Update the part of the material that opens with the line containing "- x-tick-label: 2022: [800, 558, 839, 578]" and closes with the line containing "- y-tick-label: 30: [25, 453, 46, 474]" by changing every "x-tick-label" to "year-tick-label", leaving all else unchanged. Return only those lines.

Image region annotations
——

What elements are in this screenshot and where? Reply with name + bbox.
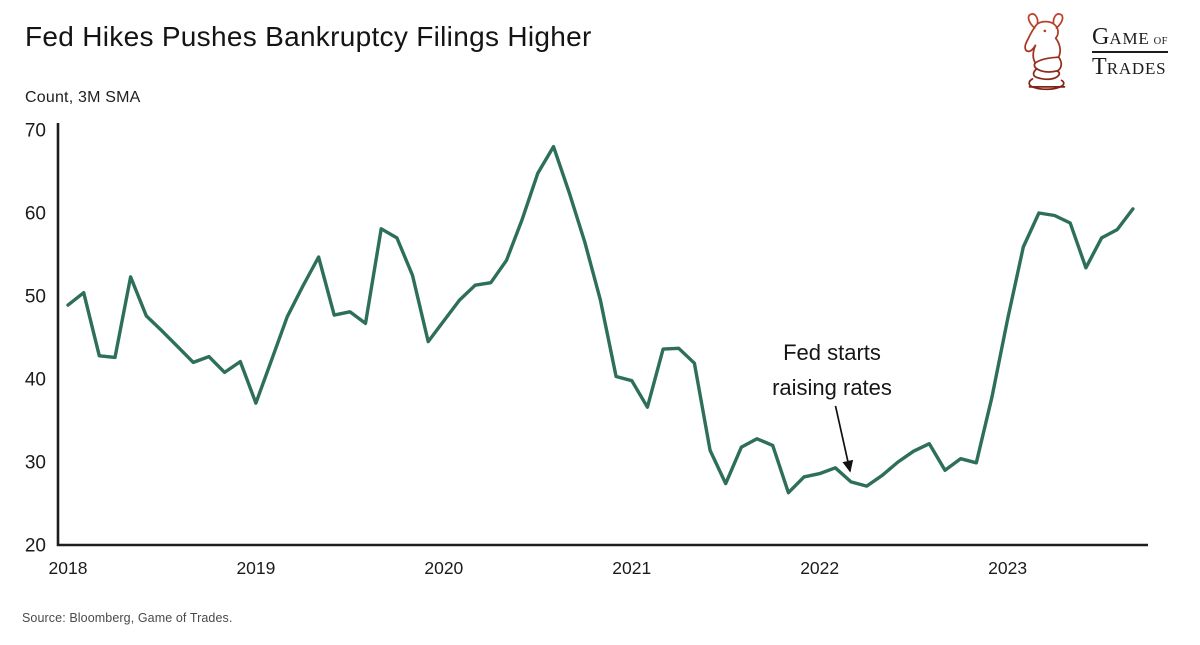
- x-tick-label: 2022: [800, 558, 839, 578]
- game-of-trades-logo: GAME OF TRADES: [1010, 12, 1168, 92]
- y-tick-label: 40: [25, 370, 46, 391]
- annotation-line-2: raising rates: [772, 375, 892, 400]
- annotation-line-1: Fed starts: [783, 340, 881, 365]
- x-tick-label: 2019: [236, 558, 275, 578]
- annotation-arrow: [834, 405, 854, 473]
- logo-wordmark: GAME OF TRADES: [1092, 25, 1168, 79]
- bull-chess-knight-icon: [1024, 13, 1066, 91]
- source-note: Source: Bloomberg, Game of Trades.: [22, 611, 233, 625]
- logo-line-1: GAME OF: [1092, 25, 1168, 53]
- x-tick-label: 2020: [424, 558, 463, 578]
- axes: [56, 123, 1148, 547]
- y-axis-unit-label: Count, 3M SMA: [25, 89, 141, 106]
- logo-line-2: TRADES: [1092, 54, 1167, 80]
- x-tick-label: 2018: [49, 558, 88, 578]
- x-tick-label: 2023: [988, 558, 1027, 578]
- y-tick-label: 20: [25, 536, 46, 557]
- y-tick-label: 30: [25, 453, 46, 474]
- bankruptcy-filings-line: [66, 144, 1135, 495]
- y-tick-label: 70: [25, 121, 46, 142]
- y-tick-label: 50: [25, 287, 46, 308]
- page-title: Fed Hikes Pushes Bankruptcy Filings High…: [25, 21, 592, 52]
- y-tick-label: 60: [25, 204, 46, 225]
- x-tick-label: 2021: [612, 558, 651, 578]
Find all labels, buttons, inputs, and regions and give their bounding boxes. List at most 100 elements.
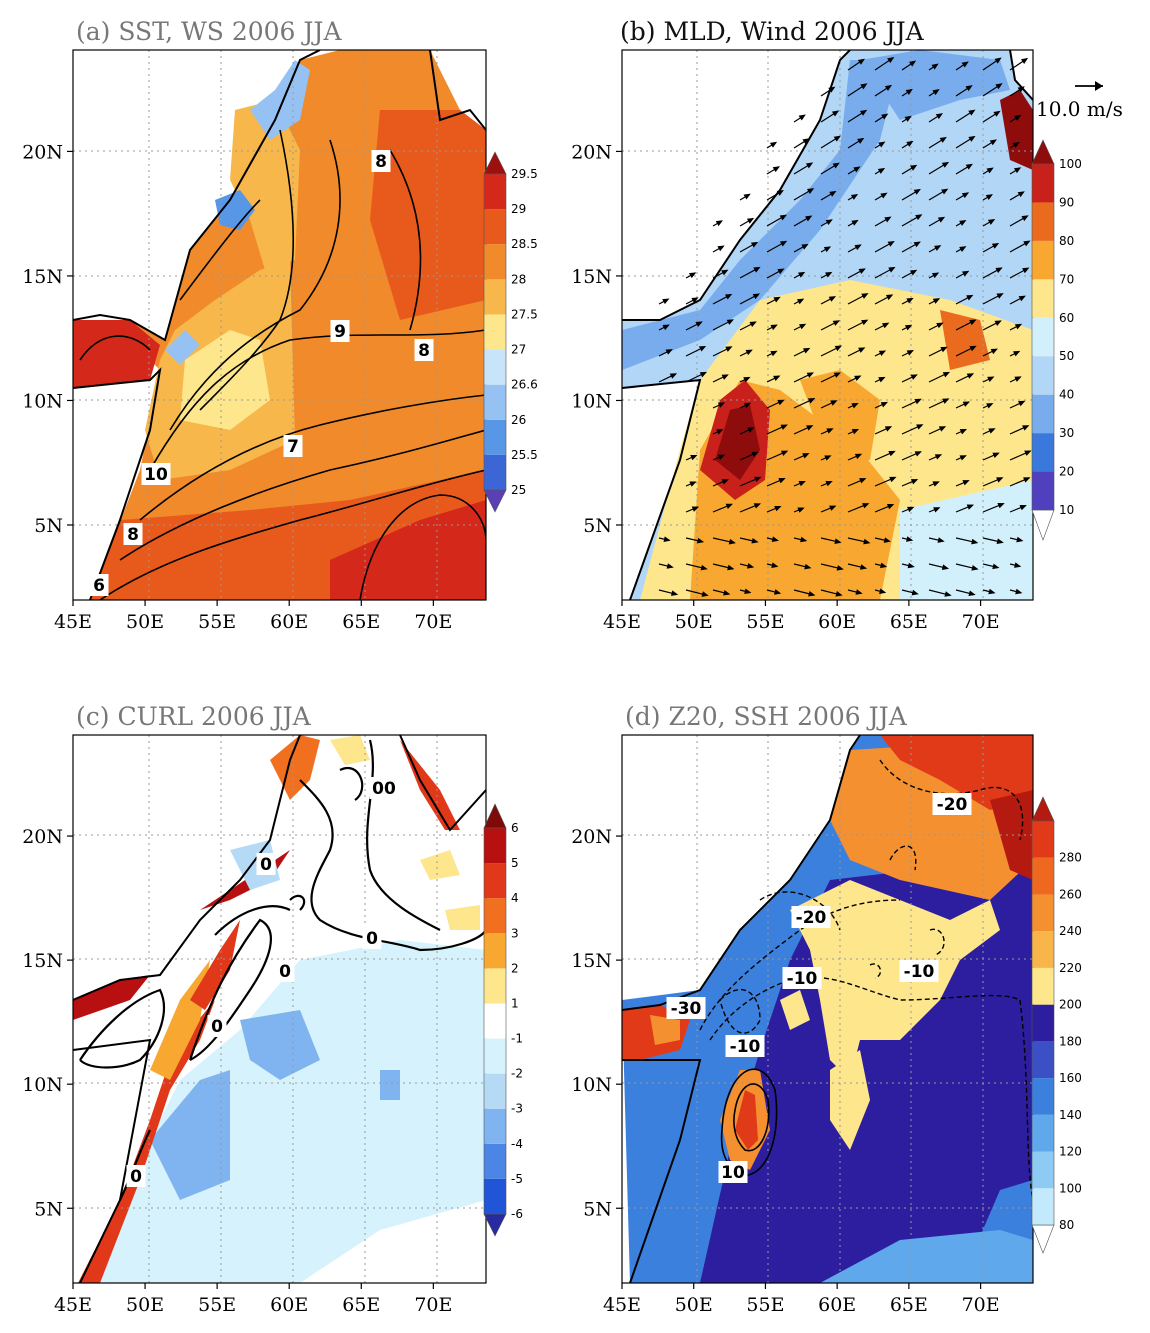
colorbar-segment xyxy=(484,244,506,280)
panel-a-lon-tick-60E: 60E xyxy=(270,611,308,633)
contour-label: 8 xyxy=(375,152,387,172)
panel-b-map xyxy=(622,50,1033,600)
panel-a-title: (a) SST, WS 2006 JJA xyxy=(76,17,342,46)
panel-b-lat-tick-20N: 20N xyxy=(571,141,612,163)
colorbar-segment xyxy=(484,384,506,420)
colorbar-top-arrow xyxy=(483,151,507,175)
panel-a-lon-tick-70E: 70E xyxy=(414,611,452,633)
colorbar-segment xyxy=(484,1143,506,1179)
colorbar-segment xyxy=(484,863,506,899)
colorbar-label: 6 xyxy=(511,821,519,835)
colorbar-label: 30 xyxy=(1059,426,1074,440)
contour-label: 0 xyxy=(366,929,378,949)
colorbar-label: 26.6 xyxy=(511,378,538,392)
contour-label: 0 xyxy=(130,1167,142,1187)
colorbar-label: 100 xyxy=(1059,1181,1082,1195)
panel-c-title: (c) CURL 2006 JJA xyxy=(76,702,312,731)
panel-d-title: (d) Z20, SSH 2006 JJA xyxy=(625,702,908,731)
contour-label: -10 xyxy=(787,969,818,989)
colorbar-segment xyxy=(1032,240,1054,280)
panel-c-lon-tick-70E: 70E xyxy=(414,1294,452,1316)
contour-label: -30 xyxy=(671,999,702,1019)
panel-b-lon-tick-60E: 60E xyxy=(818,611,856,633)
colorbar-label: 3 xyxy=(511,926,519,940)
colorbar-label: 80 xyxy=(1059,234,1074,248)
panel-d-colorbar: 80 100 120 140 160 180 200 220 240 260 280 xyxy=(1031,796,1082,1254)
panel-b-lat-tick-5N: 5N xyxy=(583,515,612,537)
colorbar-label: 28.5 xyxy=(511,237,538,251)
colorbar-label: -3 xyxy=(511,1102,523,1116)
colorbar-label: 60 xyxy=(1059,311,1074,325)
panel-d-map: -20 -20 -10 -10 -30 -10 10 xyxy=(622,735,1033,1283)
colorbar-label: 220 xyxy=(1059,961,1082,975)
panel-b-lat-tick-15N: 15N xyxy=(571,266,612,288)
colorbar-segment xyxy=(1032,1041,1054,1079)
colorbar-segment xyxy=(1032,1114,1054,1152)
colorbar-segment xyxy=(1032,1188,1054,1225)
colorbar-segment xyxy=(484,209,506,245)
panel-d: (d) Z20, SSH 2006 JJA xyxy=(571,702,1082,1316)
colorbar-segment xyxy=(484,454,506,490)
panel-d-lat-tick-15N: 15N xyxy=(571,950,612,972)
colorbar-label: -1 xyxy=(511,1032,523,1046)
contour-label: -20 xyxy=(796,908,827,928)
colorbar-label: 40 xyxy=(1059,388,1074,402)
colorbar-label: 140 xyxy=(1059,1108,1082,1122)
colorbar-label: 25 xyxy=(511,483,526,497)
panel-a-lat-tick-10N: 10N xyxy=(22,390,63,412)
colorbar-label: 120 xyxy=(1059,1145,1082,1159)
panel-a-lon-tick-50E: 50E xyxy=(126,611,164,633)
panel-c-lat-tick-5N: 5N xyxy=(34,1198,63,1220)
colorbar-segment xyxy=(484,419,506,455)
colorbar-label: 4 xyxy=(511,891,519,905)
contour-label: 8 xyxy=(418,341,430,361)
colorbar-label: 25.5 xyxy=(511,448,538,462)
colorbar-segment xyxy=(1032,433,1054,472)
panel-d-lon-tick-65E: 65E xyxy=(890,1294,928,1316)
panel-d-lon-tick-70E: 70E xyxy=(962,1294,1000,1316)
contour-label: 0 xyxy=(279,962,291,982)
colorbar-label: 20 xyxy=(1059,465,1074,479)
panel-a-lat-tick-5N: 5N xyxy=(34,515,63,537)
colorbar-segment xyxy=(484,1038,506,1074)
colorbar-segment xyxy=(484,1178,506,1214)
colorbar-segment xyxy=(1032,317,1054,357)
contour-label: 10 xyxy=(721,1163,745,1183)
colorbar-label: 280 xyxy=(1059,851,1082,865)
colorbar-segment xyxy=(1032,279,1054,318)
panel-c: (c) CURL 2006 JJA xyxy=(22,702,523,1316)
colorbar-label: 1 xyxy=(511,996,519,1010)
panel-b-lon-tick-50E: 50E xyxy=(675,611,713,633)
panel-a-colorbar: 25 25.5 26 26.6 27 27.5 28 28.5 29 29.5 xyxy=(483,151,538,513)
panel-c-lon-tick-65E: 65E xyxy=(342,1294,380,1316)
panel-d-lat-tick-10N: 10N xyxy=(571,1074,612,1096)
panel-a-lat-tick-15N: 15N xyxy=(22,266,63,288)
panel-c-lat-tick-15N: 15N xyxy=(22,950,63,972)
contour-label: -10 xyxy=(730,1037,761,1057)
colorbar-bottom-arrow xyxy=(483,489,507,513)
panel-d-lat-tick-20N: 20N xyxy=(571,826,612,848)
colorbar-segment xyxy=(1032,394,1054,434)
panel-d-lon-tick-60E: 60E xyxy=(818,1294,856,1316)
colorbar-label: 50 xyxy=(1059,349,1074,363)
colorbar-bottom-arrow xyxy=(483,1213,507,1237)
colorbar-segment xyxy=(484,279,506,315)
colorbar-label: 27 xyxy=(511,343,526,357)
colorbar-segment xyxy=(1032,931,1054,968)
panel-d-lon-tick-50E: 50E xyxy=(675,1294,713,1316)
colorbar-segment xyxy=(1032,356,1054,395)
colorbar-bottom-arrow xyxy=(1031,509,1055,541)
panel-d-lat-tick-5N: 5N xyxy=(583,1198,612,1220)
panel-b: (b) MLD, Wind 2006 JJA xyxy=(571,17,1123,633)
contour-label: 6 xyxy=(93,576,105,596)
colorbar-label: 180 xyxy=(1059,1034,1082,1048)
contour-label: -20 xyxy=(937,795,968,815)
colorbar-segment xyxy=(484,933,506,969)
colorbar-label: 27.5 xyxy=(511,307,538,321)
colorbar-label: -4 xyxy=(511,1137,523,1151)
panel-b-lon-tick-45E: 45E xyxy=(603,611,641,633)
colorbar-label: -2 xyxy=(511,1067,523,1081)
colorbar-segment xyxy=(1032,202,1054,241)
colorbar-segment xyxy=(484,968,506,1004)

——

FULL OUTPUT:
- year-tick-label: 2022: [800, 558, 839, 578]
- game-of-trades-logo: GAME OF TRADES: [1010, 12, 1168, 92]
- y-tick-label: 40: [25, 370, 46, 391]
- annotation-line-2: raising rates: [772, 375, 892, 400]
- annotation-line-1: Fed starts: [783, 340, 881, 365]
- year-tick-label: 2019: [236, 558, 275, 578]
- annotation-arrow: [834, 405, 854, 473]
- logo-wordmark: GAME OF TRADES: [1092, 25, 1168, 79]
- bull-chess-knight-icon: [1024, 13, 1066, 91]
- source-note: Source: Bloomberg, Game of Trades.: [22, 611, 233, 625]
- logo-line-1: GAME OF: [1092, 25, 1168, 53]
- year-tick-label: 2020: [424, 558, 463, 578]
- axes: [56, 123, 1148, 547]
- y-axis-unit-label: Count, 3M SMA: [25, 89, 141, 106]
- logo-line-2: TRADES: [1092, 54, 1167, 80]
- year-tick-label: 2018: [49, 558, 88, 578]
- year-tick-label: 2023: [988, 558, 1027, 578]
- y-tick-label: 20: [25, 536, 46, 557]
- y-tick-label: 30: [25, 453, 46, 474]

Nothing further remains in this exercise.